TASK PROMPT:
Retype the lines of the records starting with the line that contains "442, 923, 458]" and going on through the line that contains "x-axis-ticks: Very Low", keeping every character unchanged.

+-------+

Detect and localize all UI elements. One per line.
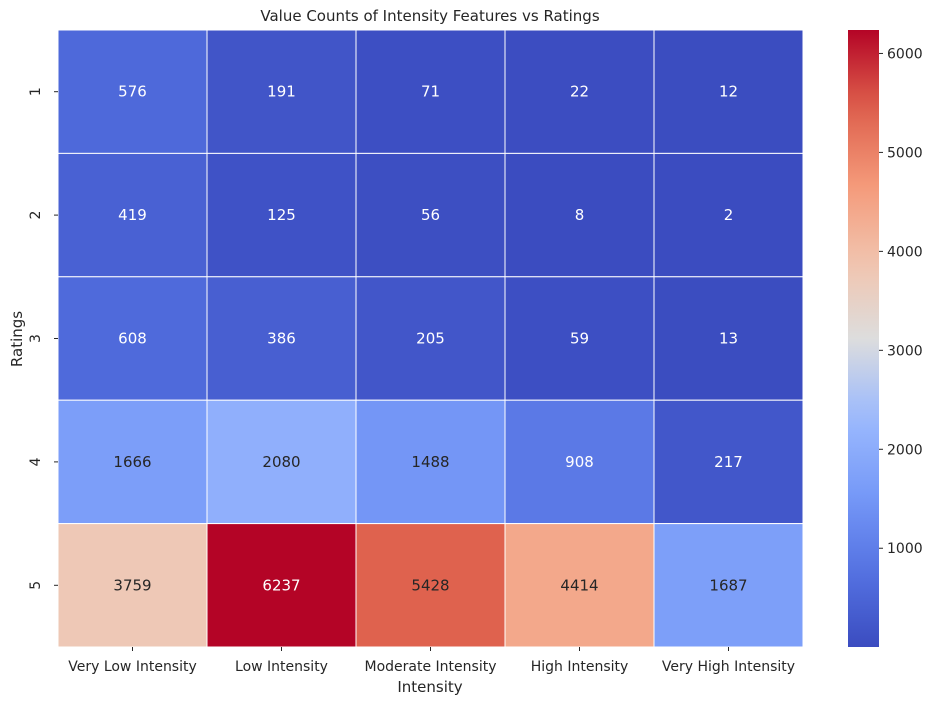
colorbar-tick-label: 2000	[887, 442, 923, 458]
heatmap-cell	[206, 523, 357, 648]
heatmap-cell	[355, 152, 506, 278]
heatmap-cell	[504, 29, 655, 154]
chart-title: Value Counts of Intensity Features vs Ra…	[260, 7, 599, 25]
heatmap-cells	[57, 29, 804, 648]
heatmap-cell	[355, 523, 506, 648]
y-tick-label: 1	[28, 87, 44, 96]
cell-value-label: 205	[416, 330, 445, 348]
y-tick-label: 2	[28, 211, 44, 220]
cell-annotations: 576 191 71 22 12 419 125 56 8 2 608 386 205 59 13 1666 2…	[113, 83, 747, 595]
cell-value-label: 191	[267, 83, 296, 101]
colorbar-tick-label: 1000	[887, 541, 923, 557]
cell-value-label: 386	[267, 330, 296, 348]
cell-value-label: 2	[724, 206, 734, 224]
x-tick-label: Moderate Intensity	[365, 659, 497, 675]
heatmap-cell	[206, 276, 357, 401]
x-axis-ticks: Very Low Intensity Low Intensity Moderate …	[68, 647, 795, 675]
colorbar-tick-label: 5000	[887, 145, 923, 161]
y-tick-label: 5	[28, 581, 44, 590]
cell-value-label: 2080	[262, 453, 300, 471]
cell-value-label: 22	[570, 83, 589, 101]
heatmap-cell	[504, 399, 655, 525]
cell-value-label: 4414	[560, 576, 598, 594]
heatmap-cell	[653, 523, 804, 648]
cell-value-label: 56	[421, 206, 440, 224]
cell-value-label: 59	[570, 330, 589, 348]
heatmap-cell	[206, 29, 357, 154]
cell-value-label: 576	[118, 83, 147, 101]
cell-value-label: 5428	[411, 576, 449, 594]
heatmap-cell	[653, 152, 804, 278]
heatmap-cell	[355, 276, 506, 401]
heatmap-cell	[57, 152, 208, 278]
heatmap-cell	[653, 276, 804, 401]
heatmap-cell	[355, 399, 506, 525]
colorbar	[848, 30, 879, 647]
cell-value-label: 8	[575, 206, 585, 224]
heatmap-cell	[653, 29, 804, 154]
cell-value-label: 125	[267, 206, 296, 224]
cell-value-label: 908	[565, 453, 594, 471]
heatmap-cell	[206, 399, 357, 525]
colorbar-tick-label: 3000	[887, 343, 923, 359]
x-tick-label: Very High Intensity	[662, 659, 795, 675]
cell-value-label: 12	[719, 83, 738, 101]
cell-value-label: 6237	[262, 576, 300, 594]
cell-value-label: 1666	[113, 453, 151, 471]
cell-value-label: 71	[421, 83, 440, 101]
y-tick-label: 4	[28, 457, 44, 466]
heatmap-cell	[57, 29, 208, 154]
colorbar-tick-label: 6000	[887, 46, 923, 62]
heatmap-cell	[504, 276, 655, 401]
colorbar-ticks: 1000 2000 3000 4000 5000 6000	[879, 46, 923, 557]
y-axis-ticks: 1 2 3 4 5	[28, 87, 58, 590]
colorbar-tick-label: 4000	[887, 244, 923, 260]
x-tick-label: Low Intensity	[235, 659, 328, 675]
cell-value-label: 1488	[411, 453, 449, 471]
cell-value-label: 13	[719, 330, 738, 348]
cell-value-label: 3759	[113, 576, 151, 594]
x-tick-label: Very Low Intensity	[68, 659, 197, 675]
y-axis-label: Ratings	[8, 311, 26, 367]
heatmap-cell	[57, 523, 208, 648]
cell-value-label: 1687	[709, 576, 747, 594]
heatmap-cell	[653, 399, 804, 525]
x-tick-label: High Intensity	[531, 659, 629, 675]
heatmap-cell	[355, 29, 506, 154]
cell-value-label: 217	[714, 453, 743, 471]
y-tick-label: 3	[28, 334, 44, 343]
x-axis-label: Intensity	[397, 678, 462, 696]
cell-value-label: 608	[118, 330, 147, 348]
cell-value-label: 419	[118, 206, 147, 224]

+-------+

EXERCISE RESULT:
colorbar-tick-label: 2000	[887, 442, 923, 458]
heatmap-cell	[206, 523, 357, 648]
heatmap-cell	[355, 152, 506, 278]
heatmap-cell	[504, 29, 655, 154]
chart-title: Value Counts of Intensity Features vs Ra…	[260, 7, 599, 25]
heatmap-cells	[57, 29, 804, 648]
heatmap-cell	[355, 523, 506, 648]
y-tick-label: 1	[28, 87, 44, 96]
cell-value-label: 205	[416, 330, 445, 348]
y-tick-label: 2	[28, 211, 44, 220]
cell-annotations: 576 191 71 22 12 419 125 56 8 2 608 386 205 59 13 1666 2…	[113, 83, 747, 595]
cell-value-label: 191	[267, 83, 296, 101]
colorbar-tick-label: 1000	[887, 541, 923, 557]
cell-value-label: 386	[267, 330, 296, 348]
cell-value-label: 2	[724, 206, 734, 224]
x-tick-label: Moderate Intensity	[365, 659, 497, 675]
heatmap-cell	[206, 276, 357, 401]
x-axis-ticks: Very Low Intensity Low Intensity Moderate …	[68, 647, 795, 675]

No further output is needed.